Tarefa proposta a -> Liste todos os títulos de filmes que o trecho do texto apresenta junto com um ano, indicando o ano de cada um.

Rola umas variações pontuais, aqui e ali, tipo a esposa no lugar da filha ou sangue ao invés do rosto, coisas assim, mas fora isso, é sempre a mesma história, na cara dura! Já pouco mais de dois anos depois da estreia tivemos o primeiro Dr. Orloff, do Jesus Franco, e a partir daí a lista desembestou. Filmes como Corruption, de 1968 (com Peter Cushing!), The Blood Rose, de 1970, ou Faceless, de 1988 (Franco sozinho deve ter assinado um quarto dessa lista), são praticamente remakes do clássico de Franju. Se você incluir episódios de séries de TV então, vichi!😅

É curioso, né? Como se a ideia (originalmente cunhada no romance de Jean Redon) tivesse atingido algum tipo de nervo exposto no tecido sociocultural e simplesmente precisasse ser recontada de novo e de novo e de novo, independente de direitos autorais ou senso de ridículo. Há alguns outros casos semelhantes na história do cinema fantástico, como os filmes de museu de cera com estátuas vivas ou aristocratas que curtem uma caçada humana, temas que parecem se repetir numa sucessão desproporcional à uma mera exploração de uma ideia lucrativa.

Mas por que esses temas e não outros? Não sei, não arrisco palpitar... mas que tem alguma coisa aí tem! Talvez Pedro Almodóvar saiba explicar, afinal a lista dos "olhos sem rosto" culmina no seu genial (e claramente autoconsciente de seu papel de subversor dessa "tradição") A Pele que Habito de 2011. Não por acaso, nunca mais houve outro filme do "gênero" depois.😉


Aproveitando o ensejo...

Dados armazenados ->
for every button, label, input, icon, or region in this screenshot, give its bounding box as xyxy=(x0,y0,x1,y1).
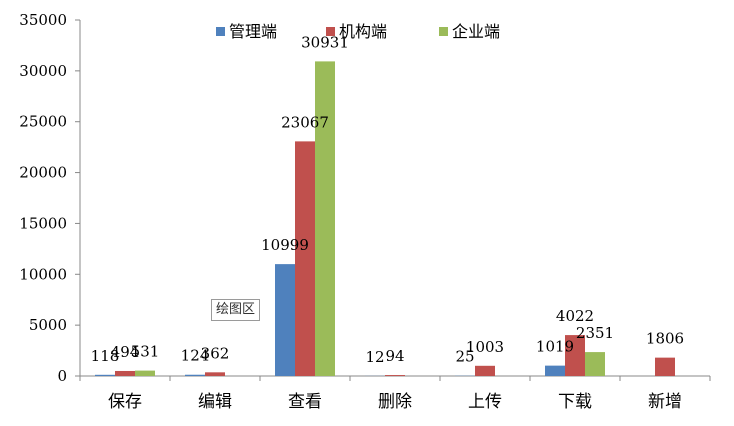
bar xyxy=(585,352,605,376)
x-category-label: 编辑 xyxy=(198,392,232,412)
bar xyxy=(315,61,335,376)
bar xyxy=(295,141,315,376)
data-label: 94 xyxy=(385,347,404,365)
y-tick-label: 20000 xyxy=(19,164,67,182)
bar xyxy=(385,375,405,376)
data-label: 2351 xyxy=(576,324,614,342)
data-label: 25 xyxy=(455,348,474,366)
data-label: 1806 xyxy=(646,330,684,348)
y-tick-label: 30000 xyxy=(19,62,67,80)
x-category-label: 新增 xyxy=(648,392,682,412)
bars xyxy=(95,61,675,376)
x-category-label: 删除 xyxy=(378,392,412,412)
plot-area-tooltip: 绘图区 xyxy=(211,299,261,321)
bar xyxy=(185,374,205,376)
bar xyxy=(655,357,675,376)
data-label: 124 xyxy=(181,347,210,365)
data-label: 531 xyxy=(131,343,160,361)
y-tick-label: 0 xyxy=(57,367,67,385)
data-label: 30931 xyxy=(301,33,349,51)
y-tick-label: 10000 xyxy=(19,265,67,283)
bar xyxy=(115,370,135,376)
x-category-label: 保存 xyxy=(108,392,142,412)
y-tick-label: 35000 xyxy=(19,11,67,29)
bar xyxy=(205,372,225,376)
legend-label: 机构端 xyxy=(339,22,387,41)
x-category-label: 下载 xyxy=(558,392,592,412)
axes: 0 5000 10000 15000 20000 25000 30000 35000 保存 编辑 查… xyxy=(19,11,711,412)
data-label: 12 xyxy=(365,348,384,366)
legend-label: 企业端 xyxy=(452,22,500,41)
y-tick-label: 5000 xyxy=(29,316,67,334)
bar xyxy=(545,365,565,376)
legend-label: 管理端 xyxy=(229,22,277,41)
data-label: 1019 xyxy=(536,338,574,356)
y-tick-label: 15000 xyxy=(19,214,67,232)
data-label: 494 xyxy=(111,343,140,361)
data-label: 118 xyxy=(91,347,120,365)
x-category-label: 上传 xyxy=(468,392,502,412)
data-label: 1003 xyxy=(466,338,504,356)
bar xyxy=(565,335,585,376)
bar xyxy=(475,365,495,376)
data-labels: 118 124 10999 12 25 1019 494 362 23067 94 1003 4022… xyxy=(91,33,684,365)
legend-swatch xyxy=(216,27,225,36)
legend: 管理端 机构端 企业端 xyxy=(216,22,500,41)
legend-swatch xyxy=(439,27,448,36)
data-label: 362 xyxy=(201,344,230,362)
bar xyxy=(275,264,295,376)
data-label: 23067 xyxy=(281,113,329,131)
legend-swatch xyxy=(326,27,335,36)
data-label: 4022 xyxy=(556,307,594,325)
x-category-label: 查看 xyxy=(288,392,322,412)
bar xyxy=(135,370,155,376)
bar xyxy=(95,374,115,376)
data-label: 10999 xyxy=(261,236,309,254)
y-tick-label: 25000 xyxy=(19,113,67,131)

Tarefa proposta b -> Troque "x-category-label" por "category-label" nos registros, da linha que contém "bar xyxy=(585,352,605,376)" até a linha que contém "y-tick-label: 5000 xyxy=(29,316,67,334)", inclusive, e reescreva somente essas linhas, sem nenhuma outra alteração.

Solução comentada a ->
- Corruption (1968)
- The Blood Rose (1970)
- Faceless (1988)
- A Pele que Habito (2011)

Solução comentada b ->
bar xyxy=(585,352,605,376)
category-label: 编辑 xyxy=(198,392,232,412)
bar xyxy=(315,61,335,376)
bar xyxy=(295,141,315,376)
data-label: 94 xyxy=(385,347,404,365)
y-tick-label: 20000 xyxy=(19,164,67,182)
bar xyxy=(385,375,405,376)
data-label: 2351 xyxy=(576,324,614,342)
data-label: 25 xyxy=(455,348,474,366)
data-label: 1806 xyxy=(646,330,684,348)
y-tick-label: 30000 xyxy=(19,62,67,80)
category-label: 新增 xyxy=(648,392,682,412)
bars xyxy=(95,61,675,376)
category-label: 删除 xyxy=(378,392,412,412)
plot-area-tooltip: 绘图区 xyxy=(211,299,261,321)
bar xyxy=(185,374,205,376)
bar xyxy=(655,357,675,376)
data-label: 124 xyxy=(181,347,210,365)
data-label: 531 xyxy=(131,343,160,361)
y-tick-label: 0 xyxy=(57,367,67,385)
data-label: 30931 xyxy=(301,33,349,51)
y-tick-label: 10000 xyxy=(19,265,67,283)
bar xyxy=(115,370,135,376)
category-label: 保存 xyxy=(108,392,142,412)
y-tick-label: 35000 xyxy=(19,11,67,29)
bar xyxy=(205,372,225,376)
legend-label: 机构端 xyxy=(339,22,387,41)
category-label: 下载 xyxy=(558,392,592,412)
axes: 0 5000 10000 15000 20000 25000 30000 35000 保存 编辑 查… xyxy=(19,11,711,412)
data-label: 12 xyxy=(365,348,384,366)
legend-label: 企业端 xyxy=(452,22,500,41)
y-tick-label: 5000 xyxy=(29,316,67,334)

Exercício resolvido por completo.